The problem – Copy out the whole listing exactly as written, leaving the pictures behind.

Listing –
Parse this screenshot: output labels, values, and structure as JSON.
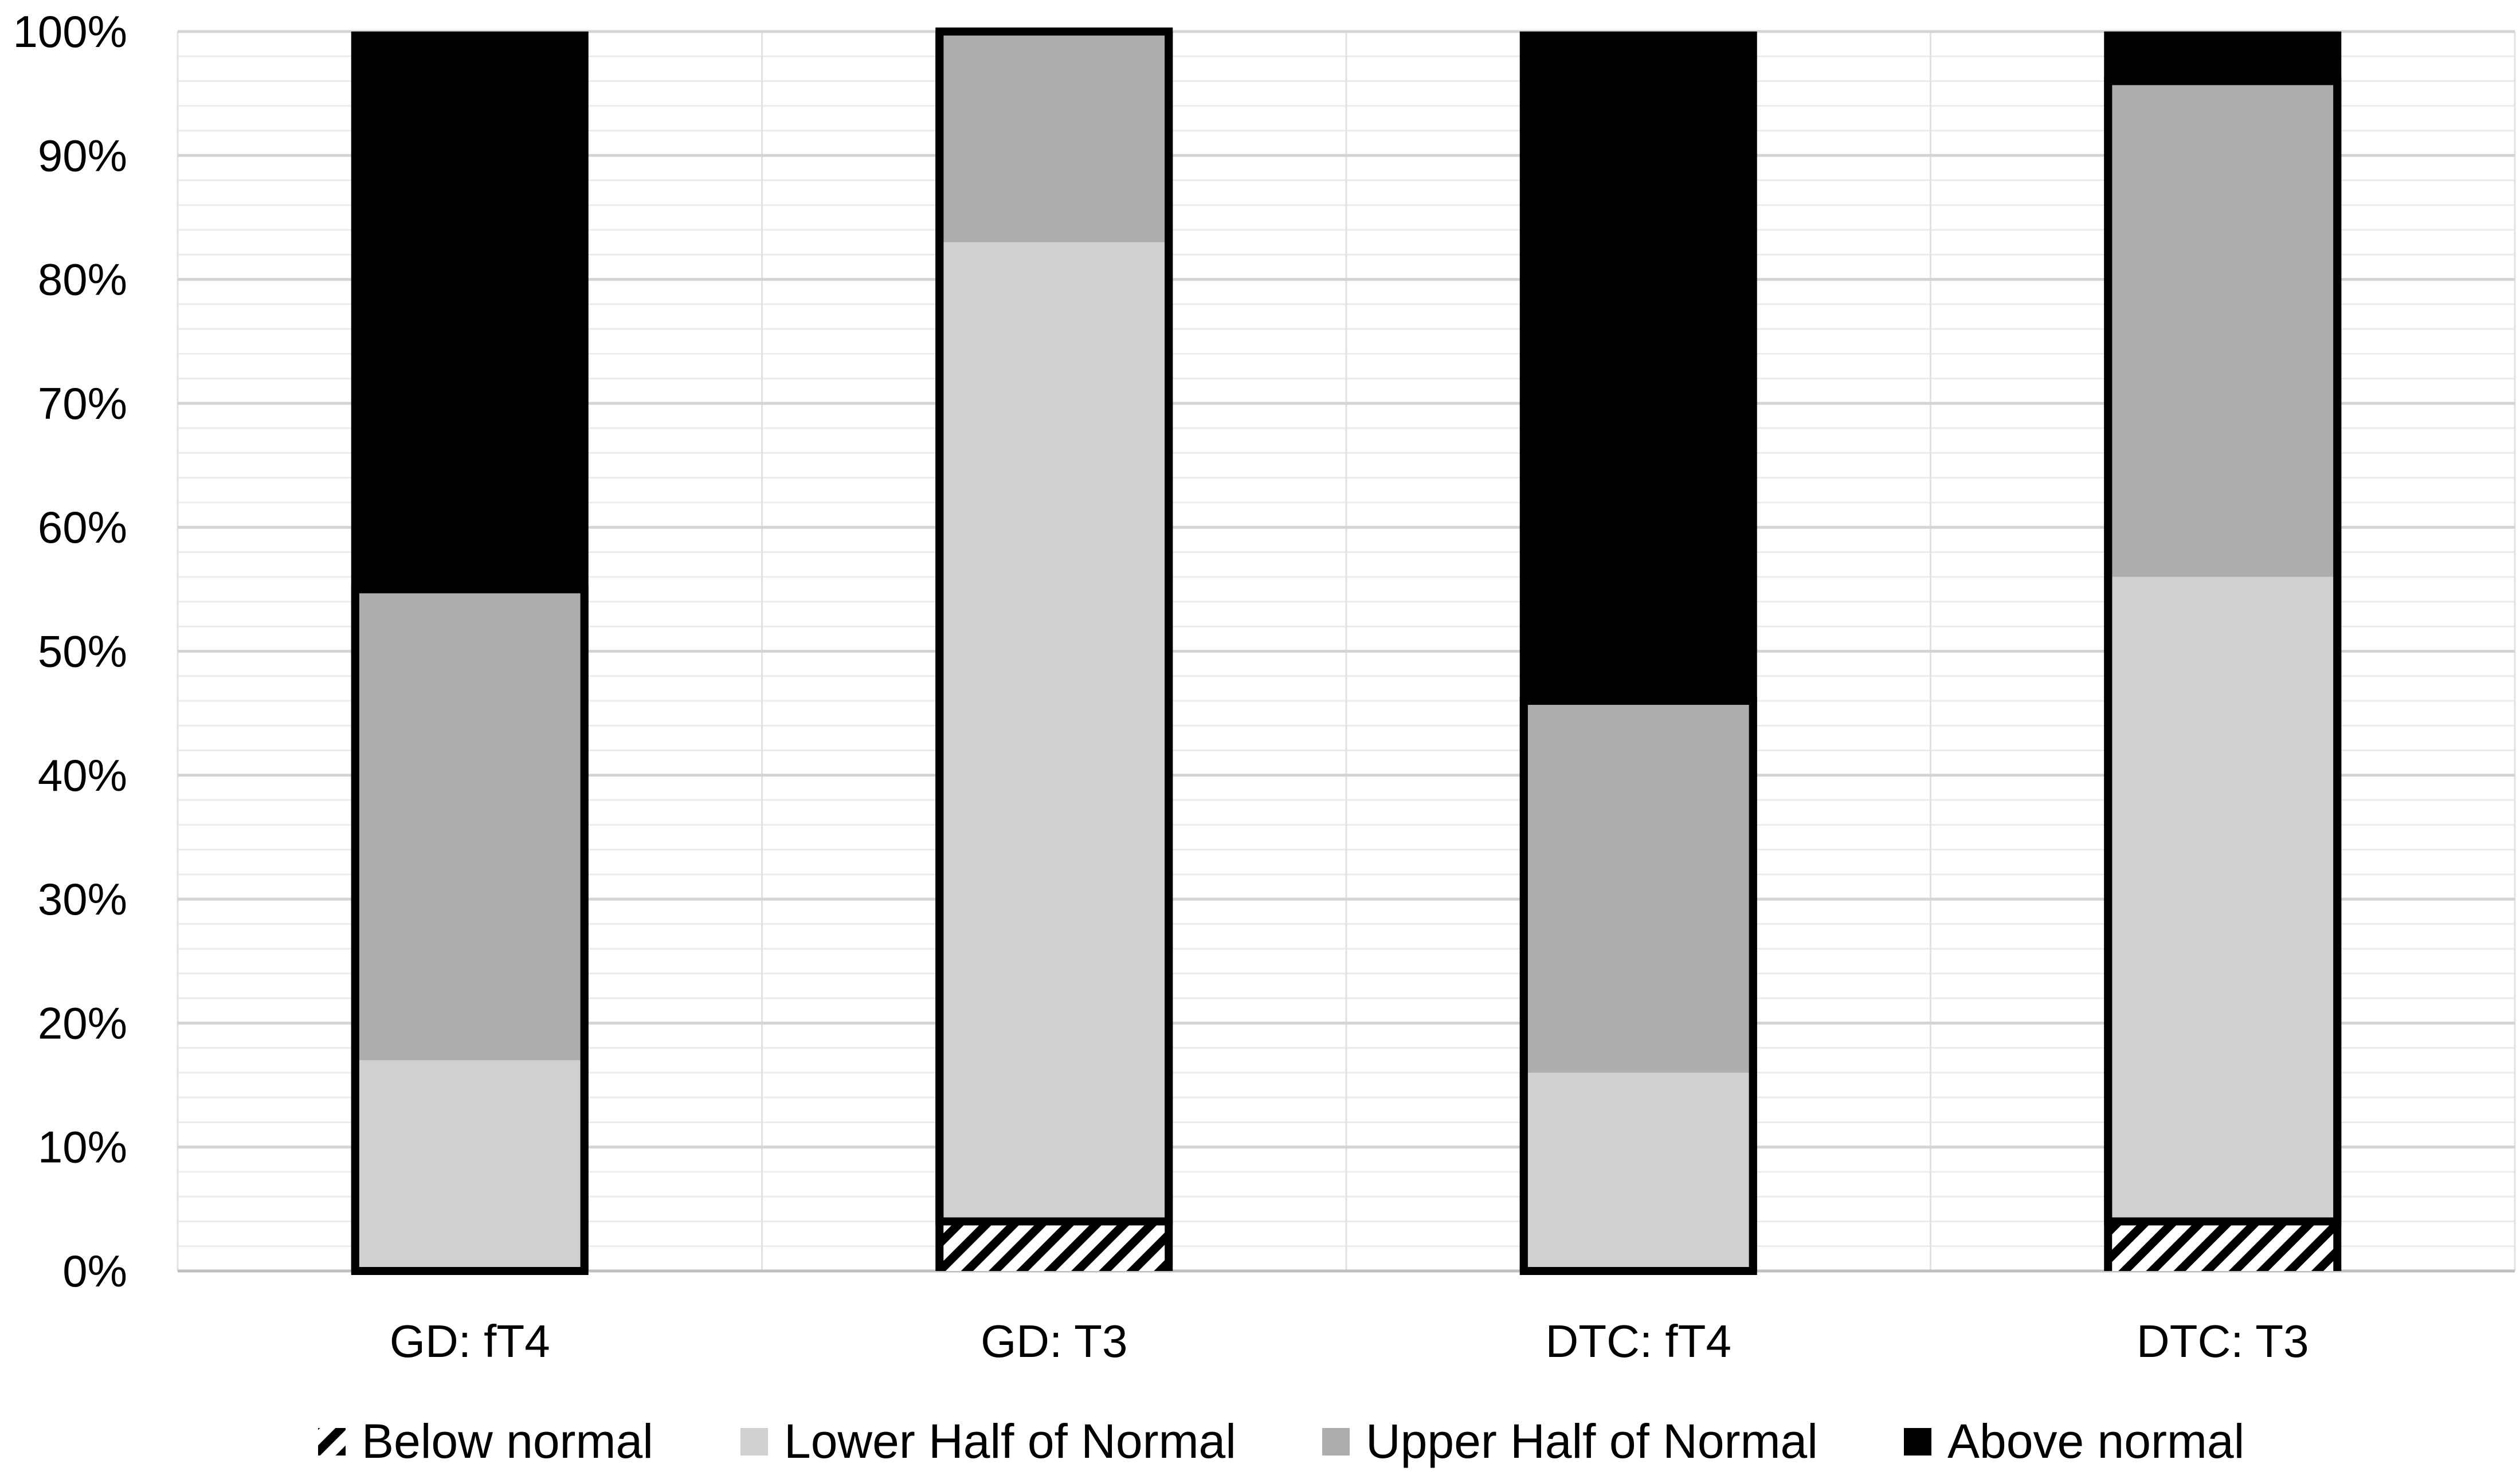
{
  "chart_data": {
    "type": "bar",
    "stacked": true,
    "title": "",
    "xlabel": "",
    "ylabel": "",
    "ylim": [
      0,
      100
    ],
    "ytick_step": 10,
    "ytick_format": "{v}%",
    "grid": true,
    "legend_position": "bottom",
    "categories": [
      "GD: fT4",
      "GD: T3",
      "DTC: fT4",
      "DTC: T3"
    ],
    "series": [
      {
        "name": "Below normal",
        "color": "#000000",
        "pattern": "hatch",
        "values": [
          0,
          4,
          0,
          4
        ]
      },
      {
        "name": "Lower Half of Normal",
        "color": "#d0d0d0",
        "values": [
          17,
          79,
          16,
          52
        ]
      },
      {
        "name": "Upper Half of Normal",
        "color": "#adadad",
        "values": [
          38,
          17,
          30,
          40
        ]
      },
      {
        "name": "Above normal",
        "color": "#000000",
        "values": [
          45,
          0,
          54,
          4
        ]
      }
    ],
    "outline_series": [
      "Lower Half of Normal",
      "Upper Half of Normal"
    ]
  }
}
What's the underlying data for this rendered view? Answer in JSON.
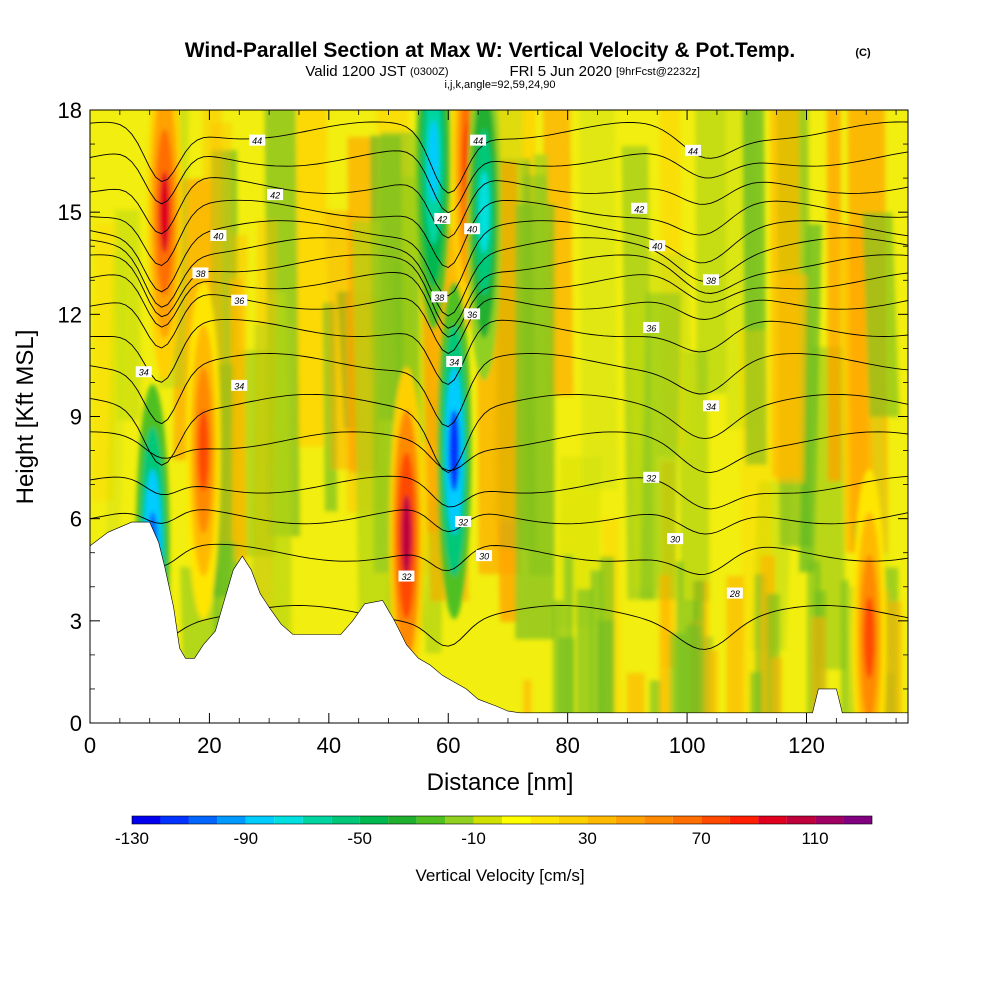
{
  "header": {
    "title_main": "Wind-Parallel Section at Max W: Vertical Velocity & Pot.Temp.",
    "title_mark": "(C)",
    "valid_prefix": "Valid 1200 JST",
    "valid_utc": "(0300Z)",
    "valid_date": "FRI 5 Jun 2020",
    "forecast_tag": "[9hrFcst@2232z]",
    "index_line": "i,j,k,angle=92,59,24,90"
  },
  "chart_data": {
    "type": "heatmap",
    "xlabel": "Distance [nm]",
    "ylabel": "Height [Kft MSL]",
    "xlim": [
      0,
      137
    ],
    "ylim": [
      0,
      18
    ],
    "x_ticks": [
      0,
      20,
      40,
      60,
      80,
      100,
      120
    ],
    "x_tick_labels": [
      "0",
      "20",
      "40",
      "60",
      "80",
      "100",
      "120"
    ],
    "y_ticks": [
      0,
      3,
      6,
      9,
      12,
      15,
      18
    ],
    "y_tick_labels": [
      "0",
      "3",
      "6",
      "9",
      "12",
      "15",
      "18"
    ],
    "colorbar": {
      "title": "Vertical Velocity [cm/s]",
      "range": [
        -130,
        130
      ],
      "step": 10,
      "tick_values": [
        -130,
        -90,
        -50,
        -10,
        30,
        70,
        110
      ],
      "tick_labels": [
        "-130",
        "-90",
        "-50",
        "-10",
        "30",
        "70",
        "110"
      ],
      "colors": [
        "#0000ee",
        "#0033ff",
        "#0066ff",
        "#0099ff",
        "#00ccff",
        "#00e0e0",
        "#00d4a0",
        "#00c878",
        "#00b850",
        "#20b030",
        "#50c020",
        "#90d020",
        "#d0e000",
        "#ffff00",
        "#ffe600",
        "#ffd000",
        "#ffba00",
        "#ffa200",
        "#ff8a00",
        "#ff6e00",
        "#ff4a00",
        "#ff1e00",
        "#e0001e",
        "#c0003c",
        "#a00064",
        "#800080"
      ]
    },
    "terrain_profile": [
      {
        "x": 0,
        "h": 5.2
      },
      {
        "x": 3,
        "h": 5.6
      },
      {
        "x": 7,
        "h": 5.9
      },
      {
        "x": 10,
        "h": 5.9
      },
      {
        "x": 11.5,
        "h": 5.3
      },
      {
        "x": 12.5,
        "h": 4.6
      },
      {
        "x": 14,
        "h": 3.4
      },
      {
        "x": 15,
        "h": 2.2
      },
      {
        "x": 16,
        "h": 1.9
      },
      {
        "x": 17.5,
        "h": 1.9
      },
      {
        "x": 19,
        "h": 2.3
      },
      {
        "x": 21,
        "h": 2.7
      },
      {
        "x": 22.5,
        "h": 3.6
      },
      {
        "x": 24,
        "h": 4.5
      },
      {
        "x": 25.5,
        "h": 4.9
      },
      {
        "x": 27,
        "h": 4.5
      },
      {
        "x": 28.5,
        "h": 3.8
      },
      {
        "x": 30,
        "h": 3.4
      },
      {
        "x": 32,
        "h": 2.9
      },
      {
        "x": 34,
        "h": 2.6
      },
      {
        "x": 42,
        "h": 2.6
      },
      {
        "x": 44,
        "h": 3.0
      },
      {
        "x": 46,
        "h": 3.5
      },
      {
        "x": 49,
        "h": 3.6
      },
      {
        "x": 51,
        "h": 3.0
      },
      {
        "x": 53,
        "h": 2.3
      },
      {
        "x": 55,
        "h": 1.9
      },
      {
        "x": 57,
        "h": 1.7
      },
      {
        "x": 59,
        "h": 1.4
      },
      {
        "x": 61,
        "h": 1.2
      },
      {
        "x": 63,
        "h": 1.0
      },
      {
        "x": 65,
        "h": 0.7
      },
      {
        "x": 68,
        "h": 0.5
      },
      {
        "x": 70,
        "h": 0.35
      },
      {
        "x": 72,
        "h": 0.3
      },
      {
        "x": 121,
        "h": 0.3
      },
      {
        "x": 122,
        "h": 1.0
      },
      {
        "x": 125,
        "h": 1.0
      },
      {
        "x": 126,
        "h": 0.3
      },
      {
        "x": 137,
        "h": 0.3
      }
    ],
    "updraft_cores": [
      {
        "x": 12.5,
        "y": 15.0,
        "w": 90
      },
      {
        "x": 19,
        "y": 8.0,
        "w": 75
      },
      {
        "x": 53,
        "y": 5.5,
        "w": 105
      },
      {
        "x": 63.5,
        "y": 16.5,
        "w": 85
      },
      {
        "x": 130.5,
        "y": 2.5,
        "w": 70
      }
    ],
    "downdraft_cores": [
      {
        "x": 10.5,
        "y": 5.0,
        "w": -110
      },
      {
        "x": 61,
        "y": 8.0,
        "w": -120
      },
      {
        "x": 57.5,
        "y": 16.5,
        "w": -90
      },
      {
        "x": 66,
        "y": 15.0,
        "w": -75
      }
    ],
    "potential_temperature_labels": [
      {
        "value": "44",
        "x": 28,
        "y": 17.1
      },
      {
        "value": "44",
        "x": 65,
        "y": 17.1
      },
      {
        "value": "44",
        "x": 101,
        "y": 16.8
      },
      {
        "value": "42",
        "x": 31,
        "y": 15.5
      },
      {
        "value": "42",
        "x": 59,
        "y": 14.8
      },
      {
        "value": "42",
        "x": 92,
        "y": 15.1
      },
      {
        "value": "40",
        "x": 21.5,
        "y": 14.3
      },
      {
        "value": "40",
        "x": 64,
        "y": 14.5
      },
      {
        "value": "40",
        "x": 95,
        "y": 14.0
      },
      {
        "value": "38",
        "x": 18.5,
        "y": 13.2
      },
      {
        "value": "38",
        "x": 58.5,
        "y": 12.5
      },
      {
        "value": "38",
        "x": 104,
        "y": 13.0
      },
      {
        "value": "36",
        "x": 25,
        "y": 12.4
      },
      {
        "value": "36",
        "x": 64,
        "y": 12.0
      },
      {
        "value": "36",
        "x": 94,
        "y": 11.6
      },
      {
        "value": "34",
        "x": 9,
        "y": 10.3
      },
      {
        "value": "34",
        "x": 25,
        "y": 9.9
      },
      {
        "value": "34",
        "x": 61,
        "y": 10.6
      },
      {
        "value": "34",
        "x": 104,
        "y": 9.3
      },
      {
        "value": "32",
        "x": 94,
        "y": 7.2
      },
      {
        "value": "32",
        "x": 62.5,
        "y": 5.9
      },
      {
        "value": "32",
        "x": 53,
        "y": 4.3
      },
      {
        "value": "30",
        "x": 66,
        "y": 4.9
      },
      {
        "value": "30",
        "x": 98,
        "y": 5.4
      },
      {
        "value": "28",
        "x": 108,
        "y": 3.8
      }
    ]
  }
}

Worked answer –
Parse this screenshot: output labels, values, and structure as JSON.
{
  "chart_data": {
    "type": "bar",
    "stacked": true,
    "title": "",
    "xlabel": "",
    "ylabel": "",
    "ylim": [
      0,
      100
    ],
    "ytick_step": 10,
    "ytick_format": "{v}%",
    "grid": true,
    "legend_position": "bottom",
    "categories": [
      "GD: fT4",
      "GD: T3",
      "DTC: fT4",
      "DTC: T3"
    ],
    "series": [
      {
        "name": "Below normal",
        "color": "#000000",
        "pattern": "hatch",
        "values": [
          0,
          4,
          0,
          4
        ]
      },
      {
        "name": "Lower Half of Normal",
        "color": "#d0d0d0",
        "values": [
          17,
          79,
          16,
          52
        ]
      },
      {
        "name": "Upper Half of Normal",
        "color": "#adadad",
        "values": [
          38,
          17,
          30,
          40
        ]
      },
      {
        "name": "Above normal",
        "color": "#000000",
        "values": [
          45,
          0,
          54,
          4
        ]
      }
    ],
    "outline_series": [
      "Lower Half of Normal",
      "Upper Half of Normal"
    ]
  }
}
What's the underlying data for this rendered view? Answer in JSON.
{
  "header": {
    "title_main": "Wind-Parallel Section at Max W: Vertical Velocity & Pot.Temp.",
    "title_mark": "(C)",
    "valid_prefix": "Valid 1200 JST",
    "valid_utc": "(0300Z)",
    "valid_date": "FRI 5 Jun 2020",
    "forecast_tag": "[9hrFcst@2232z]",
    "index_line": "i,j,k,angle=92,59,24,90"
  },
  "chart_data": {
    "type": "heatmap",
    "xlabel": "Distance [nm]",
    "ylabel": "Height [Kft MSL]",
    "xlim": [
      0,
      137
    ],
    "ylim": [
      0,
      18
    ],
    "x_ticks": [
      0,
      20,
      40,
      60,
      80,
      100,
      120
    ],
    "x_tick_labels": [
      "0",
      "20",
      "40",
      "60",
      "80",
      "100",
      "120"
    ],
    "y_ticks": [
      0,
      3,
      6,
      9,
      12,
      15,
      18
    ],
    "y_tick_labels": [
      "0",
      "3",
      "6",
      "9",
      "12",
      "15",
      "18"
    ],
    "colorbar": {
      "title": "Vertical Velocity [cm/s]",
      "range": [
        -130,
        130
      ],
      "step": 10,
      "tick_values": [
        -130,
        -90,
        -50,
        -10,
        30,
        70,
        110
      ],
      "tick_labels": [
        "-130",
        "-90",
        "-50",
        "-10",
        "30",
        "70",
        "110"
      ],
      "colors": [
        "#0000ee",
        "#0033ff",
        "#0066ff",
        "#0099ff",
        "#00ccff",
        "#00e0e0",
        "#00d4a0",
        "#00c878",
        "#00b850",
        "#20b030",
        "#50c020",
        "#90d020",
        "#d0e000",
        "#ffff00",
        "#ffe600",
        "#ffd000",
        "#ffba00",
        "#ffa200",
        "#ff8a00",
        "#ff6e00",
        "#ff4a00",
        "#ff1e00",
        "#e0001e",
        "#c0003c",
        "#a00064",
        "#800080"
      ]
    },
    "terrain_profile": [
      {
        "x": 0,
        "h": 5.2
      },
      {
        "x": 3,
        "h": 5.6
      },
      {
        "x": 7,
        "h": 5.9
      },
      {
        "x": 10,
        "h": 5.9
      },
      {
        "x": 11.5,
        "h": 5.3
      },
      {
        "x": 12.5,
        "h": 4.6
      },
      {
        "x": 14,
        "h": 3.4
      },
      {
        "x": 15,
        "h": 2.2
      },
      {
        "x": 16,
        "h": 1.9
      },
      {
        "x": 17.5,
        "h": 1.9
      },
      {
        "x": 19,
        "h": 2.3
      },
      {
        "x": 21,
        "h": 2.7
      },
      {
        "x": 22.5,
        "h": 3.6
      },
      {
        "x": 24,
        "h": 4.5
      },
      {
        "x": 25.5,
        "h": 4.9
      },
      {
        "x": 27,
        "h": 4.5
      },
      {
        "x": 28.5,
        "h": 3.8
      },
      {
        "x": 30,
        "h": 3.4
      },
      {
        "x": 32,
        "h": 2.9
      },
      {
        "x": 34,
        "h": 2.6
      },
      {
        "x": 42,
        "h": 2.6
      },
      {
        "x": 44,
        "h": 3.0
      },
      {
        "x": 46,
        "h": 3.5
      },
      {
        "x": 49,
        "h": 3.6
      },
      {
        "x": 51,
        "h": 3.0
      },
      {
        "x": 53,
        "h": 2.3
      },
      {
        "x": 55,
        "h": 1.9
      },
      {
        "x": 57,
        "h": 1.7
      },
      {
        "x": 59,
        "h": 1.4
      },
      {
        "x": 61,
        "h": 1.2
      },
      {
        "x": 63,
        "h": 1.0
      },
      {
        "x": 65,
        "h": 0.7
      },
      {
        "x": 68,
        "h": 0.5
      },
      {
        "x": 70,
        "h": 0.35
      },
      {
        "x": 72,
        "h": 0.3
      },
      {
        "x": 121,
        "h": 0.3
      },
      {
        "x": 122,
        "h": 1.0
      },
      {
        "x": 125,
        "h": 1.0
      },
      {
        "x": 126,
        "h": 0.3
      },
      {
        "x": 137,
        "h": 0.3
      }
    ],
    "updraft_cores": [
      {
        "x": 12.5,
        "y": 15.0,
        "w": 90
      },
      {
        "x": 19,
        "y": 8.0,
        "w": 75
      },
      {
        "x": 53,
        "y": 5.5,
        "w": 105
      },
      {
        "x": 63.5,
        "y": 16.5,
        "w": 85
      },
      {
        "x": 130.5,
        "y": 2.5,
        "w": 70
      }
    ],
    "downdraft_cores": [
      {
        "x": 10.5,
        "y": 5.0,
        "w": -110
      },
      {
        "x": 61,
        "y": 8.0,
        "w": -120
      },
      {
        "x": 57.5,
        "y": 16.5,
        "w": -90
      },
      {
        "x": 66,
        "y": 15.0,
        "w": -75
      }
    ],
    "potential_temperature_labels": [
      {
        "value": "44",
        "x": 28,
        "y": 17.1
      },
      {
        "value": "44",
        "x": 65,
        "y": 17.1
      },
      {
        "value": "44",
        "x": 101,
        "y": 16.8
      },
      {
        "value": "42",
        "x": 31,
        "y": 15.5
      },
      {
        "value": "42",
        "x": 59,
        "y": 14.8
      },
      {
        "value": "42",
        "x": 92,
        "y": 15.1
      },
      {
        "value": "40",
        "x": 21.5,
        "y": 14.3
      },
      {
        "value": "40",
        "x": 64,
        "y": 14.5
      },
      {
        "value": "40",
        "x": 95,
        "y": 14.0
      },
      {
        "value": "38",
        "x": 18.5,
        "y": 13.2
      },
      {
        "value": "38",
        "x": 58.5,
        "y": 12.5
      },
      {
        "value": "38",
        "x": 104,
        "y": 13.0
      },
      {
        "value": "36",
        "x": 25,
        "y": 12.4
      },
      {
        "value": "36",
        "x": 64,
        "y": 12.0
      },
      {
        "value": "36",
        "x": 94,
        "y": 11.6
      },
      {
        "value": "34",
        "x": 9,
        "y": 10.3
      },
      {
        "value": "34",
        "x": 25,
        "y": 9.9
      },
      {
        "value": "34",
        "x": 61,
        "y": 10.6
      },
      {
        "value": "34",
        "x": 104,
        "y": 9.3
      },
      {
        "value": "32",
        "x": 94,
        "y": 7.2
      },
      {
        "value": "32",
        "x": 62.5,
        "y": 5.9
      },
      {
        "value": "32",
        "x": 53,
        "y": 4.3
      },
      {
        "value": "30",
        "x": 66,
        "y": 4.9
      },
      {
        "value": "30",
        "x": 98,
        "y": 5.4
      },
      {
        "value": "28",
        "x": 108,
        "y": 3.8
      }
    ]
  }
}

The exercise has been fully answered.